Required work ::
Below is some material; set it all down exactly, apart from the pictures.

Records from a collection of figures:
★ ★ ★

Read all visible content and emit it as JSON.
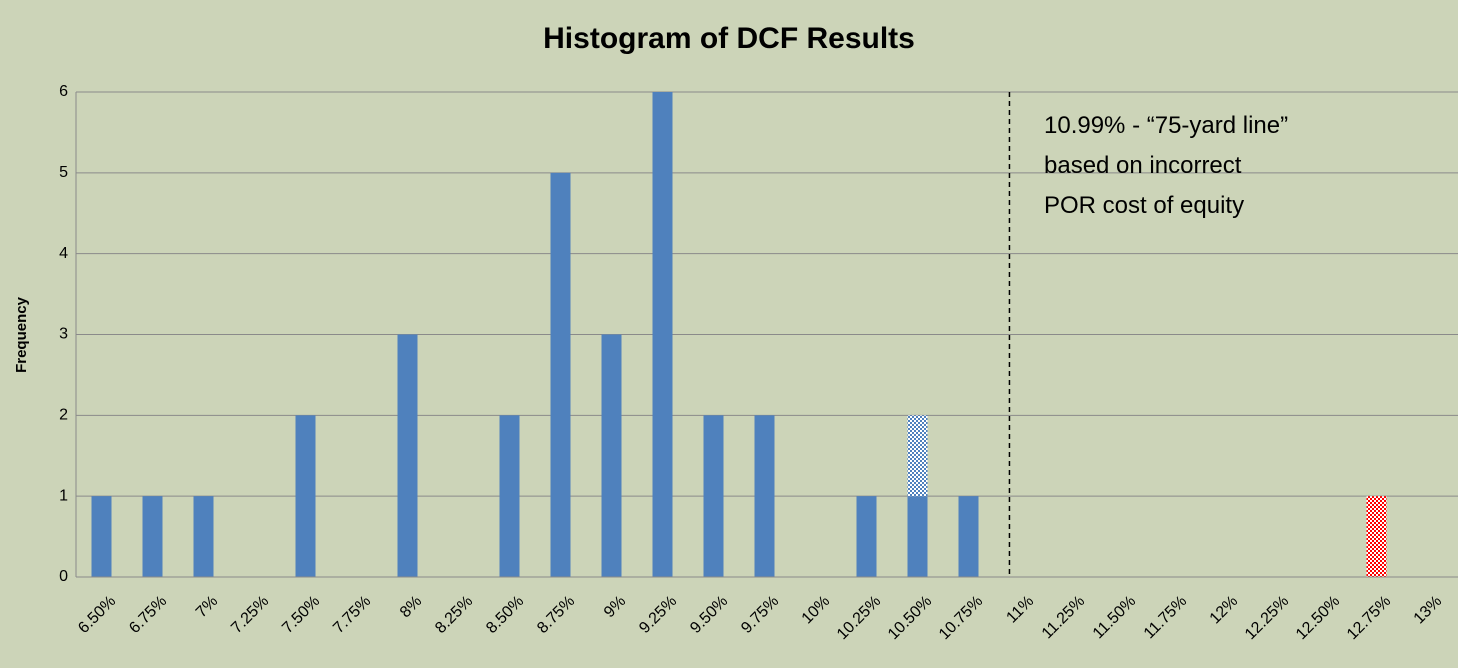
{
  "chart_data": {
    "type": "bar",
    "title": "Histogram of DCF Results",
    "y_label": "Frequency",
    "categories": [
      "6.50%",
      "6.75%",
      "7%",
      "7.25%",
      "7.50%",
      "7.75%",
      "8%",
      "8.25%",
      "8.50%",
      "8.75%",
      "9%",
      "9.25%",
      "9.50%",
      "9.75%",
      "10%",
      "10.25%",
      "10.50%",
      "10.75%",
      "11%",
      "11.25%",
      "11.50%",
      "11.75%",
      "12%",
      "12.25%",
      "12.50%",
      "12.75%",
      "13%"
    ],
    "series": [
      {
        "color": "#4f81bd",
        "pattern": "solid",
        "values": [
          1,
          1,
          1,
          0,
          2,
          0,
          3,
          0,
          2,
          5,
          3,
          6,
          2,
          2,
          0,
          1,
          1,
          1,
          0,
          0,
          0,
          0,
          0,
          0,
          0,
          0,
          0
        ]
      },
      {
        "color": "#4f81bd",
        "pattern": "checker",
        "values": [
          0,
          0,
          0,
          0,
          0,
          0,
          0,
          0,
          0,
          0,
          0,
          0,
          0,
          0,
          0,
          0,
          1,
          0,
          0,
          0,
          0,
          0,
          0,
          0,
          0,
          0,
          0
        ]
      },
      {
        "color": "#ff0000",
        "pattern": "checker",
        "values": [
          0,
          0,
          0,
          0,
          0,
          0,
          0,
          0,
          0,
          0,
          0,
          0,
          0,
          0,
          0,
          0,
          0,
          0,
          0,
          0,
          0,
          0,
          0,
          0,
          0,
          1,
          0
        ]
      }
    ],
    "stacked": true,
    "ylim": [
      0,
      6
    ],
    "yticks": [
      0,
      1,
      2,
      3,
      4,
      5,
      6
    ],
    "grid": true,
    "reference_line": {
      "value": 10.99,
      "label": "10.99% - “75-yard line” based on incorrect POR cost of equity"
    }
  }
}
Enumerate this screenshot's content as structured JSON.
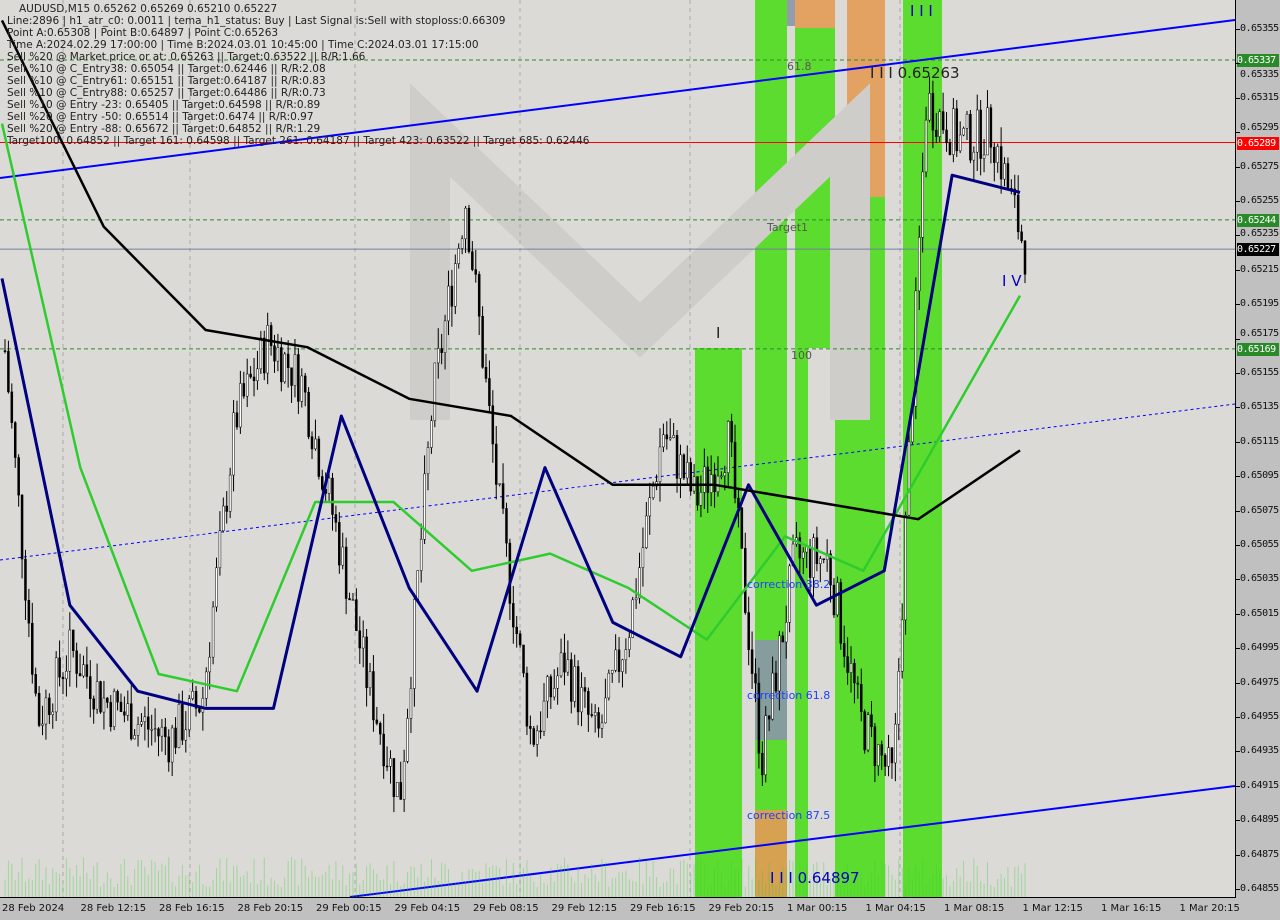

★ ★ ★

The completed task ::
Read all visible content and emit it as JSON.
{
  "chart_data": {
    "type": "bar",
    "title": "Histogram of DCF Results",
    "y_label": "Frequency",
    "categories": [
      "6.50%",
      "6.75%",
      "7%",
      "7.25%",
      "7.50%",
      "7.75%",
      "8%",
      "8.25%",
      "8.50%",
      "8.75%",
      "9%",
      "9.25%",
      "9.50%",
      "9.75%",
      "10%",
      "10.25%",
      "10.50%",
      "10.75%",
      "11%",
      "11.25%",
      "11.50%",
      "11.75%",
      "12%",
      "12.25%",
      "12.50%",
      "12.75%",
      "13%"
    ],
    "series": [
      {
        "color": "#4f81bd",
        "pattern": "solid",
        "values": [
          1,
          1,
          1,
          0,
          2,
          0,
          3,
          0,
          2,
          5,
          3,
          6,
          2,
          2,
          0,
          1,
          1,
          1,
          0,
          0,
          0,
          0,
          0,
          0,
          0,
          0,
          0
        ]
      },
      {
        "color": "#4f81bd",
        "pattern": "checker",
        "values": [
          0,
          0,
          0,
          0,
          0,
          0,
          0,
          0,
          0,
          0,
          0,
          0,
          0,
          0,
          0,
          0,
          1,
          0,
          0,
          0,
          0,
          0,
          0,
          0,
          0,
          0,
          0
        ]
      },
      {
        "color": "#ff0000",
        "pattern": "checker",
        "values": [
          0,
          0,
          0,
          0,
          0,
          0,
          0,
          0,
          0,
          0,
          0,
          0,
          0,
          0,
          0,
          0,
          0,
          0,
          0,
          0,
          0,
          0,
          0,
          0,
          0,
          1,
          0
        ]
      }
    ],
    "stacked": true,
    "ylim": [
      0,
      6
    ],
    "yticks": [
      0,
      1,
      2,
      3,
      4,
      5,
      6
    ],
    "grid": true,
    "reference_line": {
      "value": 10.99,
      "label": "10.99% - “75-yard line” based on incorrect POR cost of equity"
    }
  }
}
Enumerate this screenshot's content as structured JSON.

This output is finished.